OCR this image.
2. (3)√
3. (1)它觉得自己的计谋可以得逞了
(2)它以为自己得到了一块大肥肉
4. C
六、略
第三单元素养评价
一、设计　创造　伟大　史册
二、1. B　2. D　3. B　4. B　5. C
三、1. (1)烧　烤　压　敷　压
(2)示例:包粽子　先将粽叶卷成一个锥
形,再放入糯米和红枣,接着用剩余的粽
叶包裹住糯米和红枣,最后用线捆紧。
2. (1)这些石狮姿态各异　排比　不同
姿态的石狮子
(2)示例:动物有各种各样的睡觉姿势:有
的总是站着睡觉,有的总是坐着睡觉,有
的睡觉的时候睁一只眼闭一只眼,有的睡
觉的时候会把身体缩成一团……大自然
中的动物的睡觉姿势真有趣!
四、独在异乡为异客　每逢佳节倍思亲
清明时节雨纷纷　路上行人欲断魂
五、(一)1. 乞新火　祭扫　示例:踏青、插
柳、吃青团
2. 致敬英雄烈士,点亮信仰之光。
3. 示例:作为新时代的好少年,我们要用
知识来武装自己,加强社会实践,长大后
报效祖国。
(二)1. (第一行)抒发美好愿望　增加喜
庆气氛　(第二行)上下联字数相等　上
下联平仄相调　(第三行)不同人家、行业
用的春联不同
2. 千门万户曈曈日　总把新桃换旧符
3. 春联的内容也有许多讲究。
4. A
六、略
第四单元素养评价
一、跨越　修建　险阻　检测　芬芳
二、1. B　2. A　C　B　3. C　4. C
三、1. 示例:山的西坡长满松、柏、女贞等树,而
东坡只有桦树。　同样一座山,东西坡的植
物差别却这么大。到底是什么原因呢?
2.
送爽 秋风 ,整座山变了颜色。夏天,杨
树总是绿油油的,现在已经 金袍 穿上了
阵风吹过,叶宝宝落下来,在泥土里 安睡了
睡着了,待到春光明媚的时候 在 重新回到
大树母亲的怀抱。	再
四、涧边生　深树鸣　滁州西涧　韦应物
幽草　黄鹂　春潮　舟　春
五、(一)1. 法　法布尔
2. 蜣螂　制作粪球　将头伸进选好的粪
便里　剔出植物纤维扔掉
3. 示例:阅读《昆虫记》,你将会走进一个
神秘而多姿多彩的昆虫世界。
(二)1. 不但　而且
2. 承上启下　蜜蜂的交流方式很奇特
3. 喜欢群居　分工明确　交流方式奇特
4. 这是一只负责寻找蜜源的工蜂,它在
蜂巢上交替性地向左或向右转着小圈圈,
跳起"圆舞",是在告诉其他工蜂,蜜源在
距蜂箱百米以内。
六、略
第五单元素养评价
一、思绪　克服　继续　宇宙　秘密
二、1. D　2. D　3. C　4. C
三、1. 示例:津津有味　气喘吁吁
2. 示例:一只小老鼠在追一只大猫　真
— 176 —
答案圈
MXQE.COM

• Written instruction
Copy out the whole listing exactly; please set it all down.

• Completed exercise
OCR this image.
2. (3)√
3. (1)它觉得自己的计谋可以得逞了
(2)它以为自己得到了一块大肥肉
4. C
六、略
第三单元素养评价
一、设计　创造　伟大　史册
二、1. B　2. D　3. B　4. B　5. C
三、1. (1)烧　烤　压　敷　压
(2)示例:包粽子　先将粽叶卷成一个锥
形,再放入糯米和红枣,接着用剩余的粽
叶包裹住糯米和红枣,最后用线捆紧。
2. (1)这些石狮姿态各异　排比　不同
姿态的石狮子
(2)示例:动物有各种各样的睡觉姿势:有
的总是站着睡觉,有的总是坐着睡觉,有
的睡觉的时候睁一只眼闭一只眼,有的睡
觉的时候会把身体缩成一团……大自然
中的动物的睡觉姿势真有趣!
四、独在异乡为异客　每逢佳节倍思亲
清明时节雨纷纷　路上行人欲断魂
五、(一)1. 乞新火　祭扫　示例:踏青、插
柳、吃青团
2. 致敬英雄烈士,点亮信仰之光。
3. 示例:作为新时代的好少年,我们要用
知识来武装自己,加强社会实践,长大后
报效祖国。
(二)1. (第一行)抒发美好愿望　增加喜
庆气氛　(第二行)上下联字数相等　上
下联平仄相调　(第三行)不同人家、行业
用的春联不同
2. 千门万户曈曈日　总把新桃换旧符
3. 春联的内容也有许多讲究。
4. A
六、略
第四单元素养评价
一、跨越　修建　险阻　检测　芬芳
二、1. B　2. A　C　B　3. C　4. C
三、1. 示例:山的西坡长满松、柏、女贞等树,而
东坡只有桦树。　同样一座山,东西坡的植
物差别却这么大。到底是什么原因呢?
2.
送爽 秋风 ,整座山变了颜色。夏天,杨
树总是绿油油的,现在已经 金袍 穿上了
阵风吹过,叶宝宝落下来,在泥土里 安睡了
睡着了,待到春光明媚的时候 在 重新回到
大树母亲的怀抱。	再
四、涧边生　深树鸣　滁州西涧　韦应物
幽草　黄鹂　春潮　舟　春
五、(一)1. 法　法布尔
2. 蜣螂　制作粪球　将头伸进选好的粪
便里　剔出植物纤维扔掉
3. 示例:阅读《昆虫记》,你将会走进一个
神秘而多姿多彩的昆虫世界。
(二)1. 不但　而且
2. 承上启下　蜜蜂的交流方式很奇特
3. 喜欢群居　分工明确　交流方式奇特
4. 这是一只负责寻找蜜源的工蜂,它在
蜂巢上交替性地向左或向右转着小圈圈,
跳起"圆舞",是在告诉其他工蜂,蜜源在
距蜂箱百米以内。
六、略
第五单元素养评价
一、思绪　克服　继续　宇宙　秘密
二、1. D　2. D　3. C　4. C
三、1. 示例:津津有味　气喘吁吁
2. 示例:一只小老鼠在追一只大猫　真
— 176 —
答案圈
MXQE.COM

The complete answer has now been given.